Ed. Note: This post is part of the Spotlight on Commerce series, which highlights members of the Department of Commerce who are contributing to the president's vision of an America Built to Last.
At the Commerce Department, I have the privilege to serve as Secretary Bryson's senior policy adviser on energy and environment issues.
My parents emigrated from Korea over forty years ago with a couple of suitcases and an incredible work ethic. They eventually landed in a small town in eastern Pennsylvania, halfway between my dad's small business fixing electric motors and the Veterans' Administration medical center where my mom was a doctor. My sisters and I were products of our parents' focus on education, independence, public service, and proximity to a good public school system.
When I was in elementary school, my dad used to wait with me at the bus stop until the bus came to pick me up. The only days when this did not happen were election days because my parents were already waiting in line at the polls. Early on, they instilled in us the right and responsibility to vote. Although it was years before I could vote, my curiosity on how democracy works was piqued at an early age.
My parents probably wanted me to follow in their footsteps and be an engineer or a doctor, but I chose a major in Earth Systems at Stanford University. Earth Systems is a major in environmental science and policy and I chose to focus on our ocean ecosystems. This was my first foray into learning about public policy that led to a Ph.D. from the University of Rhode Island and several years on the Committee on Natural Resources in the U.S. House of Representatives.

Provided records:
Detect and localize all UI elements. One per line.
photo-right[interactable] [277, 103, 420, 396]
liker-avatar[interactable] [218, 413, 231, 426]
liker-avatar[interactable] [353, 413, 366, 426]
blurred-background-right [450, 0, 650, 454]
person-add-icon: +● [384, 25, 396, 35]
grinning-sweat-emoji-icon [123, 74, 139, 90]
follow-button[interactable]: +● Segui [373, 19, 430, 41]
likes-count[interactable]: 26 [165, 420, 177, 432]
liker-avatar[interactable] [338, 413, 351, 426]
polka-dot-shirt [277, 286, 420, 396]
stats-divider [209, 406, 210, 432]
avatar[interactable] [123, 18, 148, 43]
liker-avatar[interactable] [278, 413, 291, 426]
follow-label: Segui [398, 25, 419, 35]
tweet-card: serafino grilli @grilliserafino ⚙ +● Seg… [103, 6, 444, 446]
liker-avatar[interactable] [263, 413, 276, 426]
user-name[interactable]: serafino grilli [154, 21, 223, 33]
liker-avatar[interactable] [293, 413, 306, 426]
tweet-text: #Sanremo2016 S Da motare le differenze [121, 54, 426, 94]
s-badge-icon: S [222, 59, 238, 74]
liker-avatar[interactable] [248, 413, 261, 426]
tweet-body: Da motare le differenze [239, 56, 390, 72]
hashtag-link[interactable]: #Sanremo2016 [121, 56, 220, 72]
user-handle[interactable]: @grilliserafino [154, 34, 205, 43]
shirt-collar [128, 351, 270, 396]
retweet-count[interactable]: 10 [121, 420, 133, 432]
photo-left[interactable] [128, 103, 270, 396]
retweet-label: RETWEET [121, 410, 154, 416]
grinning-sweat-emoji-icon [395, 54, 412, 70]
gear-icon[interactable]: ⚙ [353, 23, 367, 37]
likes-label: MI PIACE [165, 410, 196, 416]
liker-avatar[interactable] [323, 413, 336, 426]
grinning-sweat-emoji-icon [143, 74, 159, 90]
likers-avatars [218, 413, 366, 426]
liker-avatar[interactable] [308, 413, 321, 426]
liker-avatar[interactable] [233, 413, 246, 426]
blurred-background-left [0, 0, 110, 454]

Activity list:
1) Reproduce the passage of the Spotlight on Commerce post word for word, beginning at the words "My parents emigrated" and stopping after "an early age.".
2) List everything the Spotlight on Commerce post names as the focus of the writer's parents.
3) Pick up the Spotlight on Commerce post after its last sentence and continue it.
The listing has nothing to do with the Spotlight on Commerce post.

Responses to the exercise:
1)
My parents emigrated from Korea over forty years ago with a couple of suitcases and an incredible work ethic. They eventually landed in a small town in eastern Pennsylvania, halfway between my dad's small business fixing electric motors and the Veterans' Administration medical center where my mom was a doctor. My sisters and I were products of our parents' focus on education, independence, public service, and proximity to a good public school system.
When I was in elementary school, my dad used to wait with me at the bus stop until the bus came to pick me up. The only days when this did not happen were election days because my parents were already waiting in line at the polls. Early on, they instilled in us the right and responsibility to vote. Although it was years before I could vote, my curiosity on how democracy works was piqued at an early age.

2) education; independence; public service; proximity to a good public school system

3)
My path is not typical of many in the Asian-American community, but I'm thankful that I had the opportunity to choose to pursue my passion and the support of my family, friends, and colleagues in those choices. This support helps me to focus on the Administration’s America Built to Last blueprint, which among other things gives hard-working, responsible Americans, like my family, a fair shot. For me, Asian-Pacific American Heritage Month is a time to be thankful for immigrants, like my parents, who paved the way and established foundations for Asian Americans, like myself.
My advice for young Asian Americans is to consider careers in public service because our democracy will benefit from your voice and participation. There's a lot of work to be done, but if you follow my parents' creed - hard work and initiative - you can help make our country's future better.